Work to complete => Put the records from their first line through the line containing "contour-panel-h: Average thickness" into a Markdown table with the columns Row and Record line, numbering each row and leaving out blank lines.

## start Supplied data

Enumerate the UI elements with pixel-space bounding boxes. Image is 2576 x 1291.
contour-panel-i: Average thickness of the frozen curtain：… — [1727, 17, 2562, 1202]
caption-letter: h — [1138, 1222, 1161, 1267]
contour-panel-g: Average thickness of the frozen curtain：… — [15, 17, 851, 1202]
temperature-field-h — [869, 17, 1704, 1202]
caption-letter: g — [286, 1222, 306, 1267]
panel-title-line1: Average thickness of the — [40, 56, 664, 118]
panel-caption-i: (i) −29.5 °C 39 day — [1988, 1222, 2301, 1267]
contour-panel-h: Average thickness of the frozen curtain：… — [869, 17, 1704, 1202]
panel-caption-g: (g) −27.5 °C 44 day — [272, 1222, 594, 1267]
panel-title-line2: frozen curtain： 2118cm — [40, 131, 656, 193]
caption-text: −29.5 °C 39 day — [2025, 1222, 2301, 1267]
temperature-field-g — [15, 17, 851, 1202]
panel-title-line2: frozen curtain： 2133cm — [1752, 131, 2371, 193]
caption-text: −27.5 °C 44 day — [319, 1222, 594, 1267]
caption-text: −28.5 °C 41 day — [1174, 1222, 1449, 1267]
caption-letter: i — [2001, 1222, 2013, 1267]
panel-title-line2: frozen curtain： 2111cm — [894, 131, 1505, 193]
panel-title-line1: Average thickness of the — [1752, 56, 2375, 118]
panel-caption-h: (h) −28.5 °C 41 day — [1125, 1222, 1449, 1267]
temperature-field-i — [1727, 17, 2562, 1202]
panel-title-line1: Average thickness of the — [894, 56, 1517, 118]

## end Supplied data

Task output =>
| Row | Record line |
|---|---|
| 1 | Enumerate the UI elements with pixel-space bounding boxes. Image is 2576 x 1291. |
| 2 | contour-panel-i: Average thickness of the frozen curtain：… — [1727, 17, 2562, 1202] |
| 3 | caption-letter: h — [1138, 1222, 1161, 1267] |
| 4 | contour-panel-g: Average thickness of the frozen curtain：… — [15, 17, 851, 1202] |
| 5 | temperature-field-h — [869, 17, 1704, 1202] |
| 6 | caption-letter: g — [286, 1222, 306, 1267] |
| 7 | panel-title-line1: Average thickness of the — [40, 56, 664, 118] |
| 8 | panel-caption-i: (i) −29.5 °C 39 day — [1988, 1222, 2301, 1267] |
| 9 | contour-panel-h: Average thickness of the frozen curtain：… — [869, 17, 1704, 1202] |